### What is asked
1. Return this passage from the custom components tutorial word for word: begin at the words that have "2.1. Class scene.Component" and stop after "the component initialization.".
2. Using the custom components tutorial, answer each question on its own line:
(a) Which class must a custom component class extend, directly or indirectly?
(b) What name was given to the copied project folder?
(c) When is the mouseDrag event sent?
3. Continue the custom components tutorial from its last sentence.

### Text section
^^^^^^^^^^^^^^^^
Custom components

In this chapter we are going to see how to create custom components. To create a custom component we need to create a class that extends Component directly or indirectly. With this we will be able to use the component, but to load it from a scene we also need to register it.

Note: generally scene files are saved from the editor in C++. If we want to load components, we will also have to implement the equivalent C++ part.

1. Initial project

As an initial project we are going to use scene_from_scratch. Copy the folder as it is, changing the name (I have used custom_component). Then modify the package name in package.json, and run npm install to update possible internal links of the node_modules folder

custom_component/package.json

{
  "name": "custom_component",
  ...

2. Create a component

2.1. Class scene.Component

Components can be used for several things:

• Add functionality

• Store extra data in a node

• Capture user input

To implement these functions, the Component class provides a series of functions that we can override. These functions correspond to each of the scene events:

• async init(): Promise<void>: It is called once during the component initialization.

• willUpdate(delta: number): void: It is called before executing update() on the node. If we want to modify the component’s transformation we must do it in this function, so we will leave the transformation ready to be executed in the next step, which is the update() function. If we do it in the update() function, nobody guarantees us that the order of operations will be correct: it could happen that update() of Transform is executed before that of our component.

• update(delta: number, modelMatrix: Mat4): void: It is called during the execution of update() on that node.

• draw(renderQueue: RenderQueue, modelMatrix: Mat4): void: It is called during the component’s drawing. We are not going to use this function, because it involves low-level draw calls that go too far from the course objectives.

• Event functions: they are called when the user generates the associated input event. It is important to understand that events do not discriminate by node, but they are sent to all components in the scene. For example, one could think that if we implement a component, the event mouseDown would only reach a component when the user clicks on a Drawable that is a sibling of the component we are implementing, but that is not the case: events reach all components in the scene. To implement these functions we have to make use of the selection manager, which we will see in another class.

  • keyDown(evt: Bg2KeyboardEvent): void

  • keyUp(evt: Bg2KeyboardEvent): void

  • mouseUp(evt: Bg2MouseEvent): void

  • mouseDown(evt: Bg2MouseEvent): void

  • mouseMove(evt: Bg2MouseEvent): void

  • mouseOut(evt: Bg2MouseEvent): void

  • mouseDrag(evt: Bg2MouseEvent): void

  • mouseWheel(evt: Bg2MouseEvent): void

  • touchStart(evt: Bg2TouchEvent): void

  • touchMove(evt: Bg2TouchEvent): void

  • touchEnd(evt: Bg2TouchEvent): void

The event names are quite self-explanatory, but there might be some confusion between mouseMove and mouseDrag: the former is sent every time the user is moving the mouse over the canvas, the latter is sent only when the user is moving the mouse while pressing some button simultaneously.

2.2. Create RotateComponent

Add a file RotateComponent.ts in the src folder.
^^^^^^^^^^^^^^^^
### Data lines
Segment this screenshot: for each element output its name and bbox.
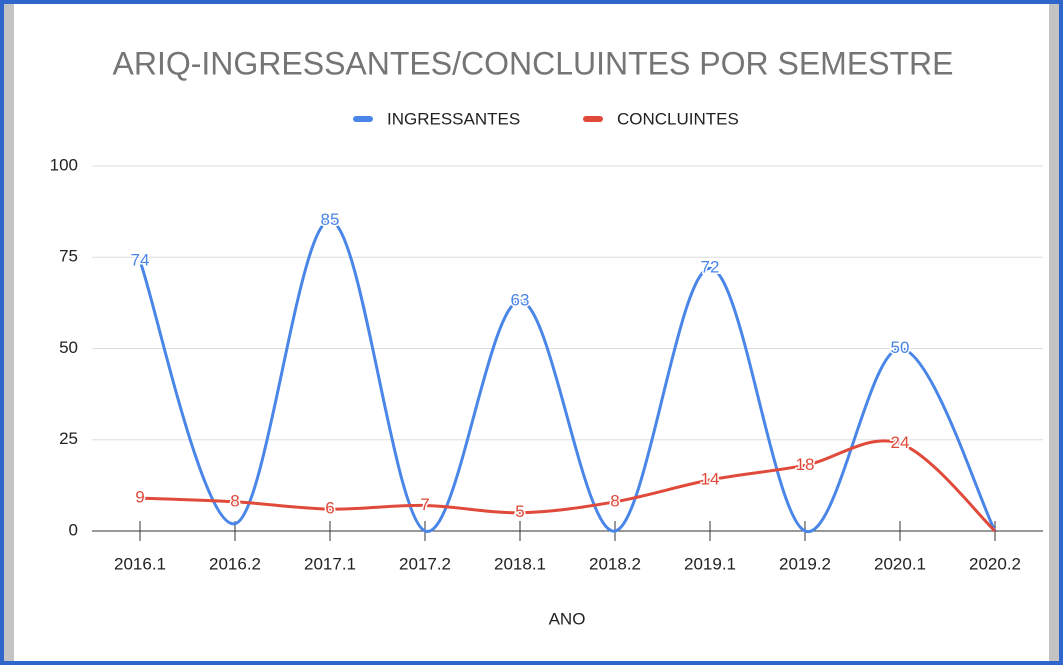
^^^^^^^^^^^^^^^^
### Expected responses
1.
2.1. Class scene.Component

Components can be used for several things:

• Add functionality

• Store extra data in a node

• Capture user input

To implement these functions, the Component class provides a series of functions that we can override. These functions correspond to each of the scene events:

• async init(): Promise<void>: It is called once during the component initialization.

2.
(a) Component
(b) custom_component
(c) Only when the user moves the mouse while pressing a button at the same time.

3.
src/RotateComponent.ts

import Component from "bg2e-js/ts/scene/Component.ts";

export default class RotateComponent extends Component {
    constructor() {
        super("RotateComponent");
    }

}

This is the minimal component code. The name we pass to the class parent constructor is the name that will have the component type identifier, and therefore it is also the one we will have to use when we want to obtain it with the node.component() function. We are going to add it to the scene, on each of the spheres that are created, and for that the only thing we have to do is modify the function createSphereNode():

src/main.ts

...
import RotateComponent from "./RotateComponent.ts"
...
class MyAppController extends SceneAppController {
  private async createSphereNode({
    name,
    roughness,
    metalness,
    albedo = new Color([0.85, 0, 0, 1]),
    albedoTexture,
    normalTexture,
    position = [0, 0, 0]
  } : {
    name: string,
    roughness: number,
    metalness: number,
    albedo?: Color,
    albedoTexture?: string,
    normalTexture?: string,
    position: number[]
  }) : Promise<Node> {
    const sphereNode = new Node(name);
    this._spherePlist = this._spherePlist || createSphere(0.2);
    sphereNode.addComponent(new Drawable())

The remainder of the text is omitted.